▸ **Listed records**
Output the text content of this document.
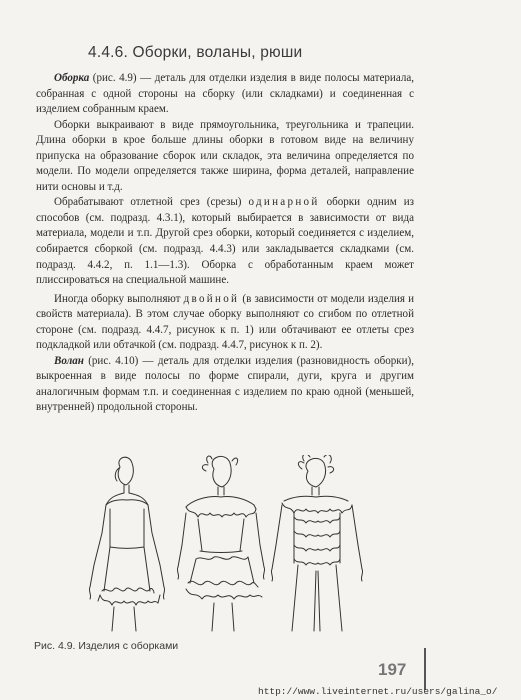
4.4.6. Оборки, воланы, рюши

Оборка (рис. 4.9) — деталь для отделки изделия в виде полосы материала, собранная с одной стороны на сборку (или складками) и соединенная с изделием собранным краем.

Оборки выкраивают в виде прямоугольника, треугольника и трапеции. Длина оборки в крое больше длины оборки в готовом виде на величину припуска на образование сборок или складок, эта величина определяется по модели. По модели определяется также ширина, форма деталей, направление нити основы и т.д.

Обрабатывают отлетной срез (срезы) одинарной оборки одним из способов (см. подразд. 4.3.1), который выбирается в зависимости от вида материала, модели и т.п. Другой срез оборки, который соединяется с изделием, собирается сборкой (см. подразд. 4.4.3) или закладывается складками (см. подразд. 4.4.2, п. 1.1—1.3). Оборка с обработанным краем может плиссироваться на специальной машине.

Иногда оборку выполняют двойной (в зависимости от модели изделия и свойств материала). В этом случае оборку выполняют со сгибом по отлетной стороне (см. подразд. 4.4.7, рисунок к п. 1) или обтачивают ее отлеты срез подкладкой или обтачкой (см. подразд. 4.4.7, рисунок к п. 2).

Волан (рис. 4.10) — деталь для отделки изделия (разновидность оборки), выкроенная в виде полосы по форме спирали, дуги, круга и другим аналогичным формам т.п. и соединенная с изделием по краю одной (меньшей, внутренней) продольной стороны.

Рис. 4.9. Изделия с оборками
197
http://www.liveinternet.ru/users/galina_o/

▸ **Direction**
Transcribe the complete set of entries verbatim. No pictures belong in the copy.

▸ **Task output**
Output the text content of this document.
4.4.6. Оборки, воланы, рюши

Оборка (рис. 4.9) — деталь для отделки изделия в виде полосы материала, собранная с одной стороны на сборку (или складками) и соединенная с изделием собранным краем.

Оборки выкраивают в виде прямоугольника, треугольника и трапеции. Длина оборки в крое больше длины оборки в готовом виде на величину припуска на образование сборок или складок, эта величина определяется по модели. По модели определяется также ширина, форма деталей, направление нити основы и т.д.

Обрабатывают отлетной срез (срезы) одинарной оборки одним из способов (см. подразд. 4.3.1), который выбирается в зависимости от вида материала, модели и т.п. Другой срез оборки, который соединяется с изделием, собирается сборкой (см. подразд. 4.4.3) или закладывается складками (см. подразд. 4.4.2, п. 1.1—1.3). Оборка с обработанным краем может плиссироваться на специальной машине.

Иногда оборку выполняют двойной (в зависимости от модели изделия и свойств материала). В этом случае оборку выполняют со сгибом по отлетной стороне (см. подразд. 4.4.7, рисунок к п. 1) или обтачивают ее отлеты срез подкладкой или обтачкой (см. подразд. 4.4.7, рисунок к п. 2).

Волан (рис. 4.10) — деталь для отделки изделия (разновидность оборки), выкроенная в виде полосы по форме спирали, дуги, круга и другим аналогичным формам т.п. и соединенная с изделием по краю одной (меньшей, внутренней) продольной стороны.

Рис. 4.9. Изделия с оборками
197
http://www.liveinternet.ru/users/galina_o/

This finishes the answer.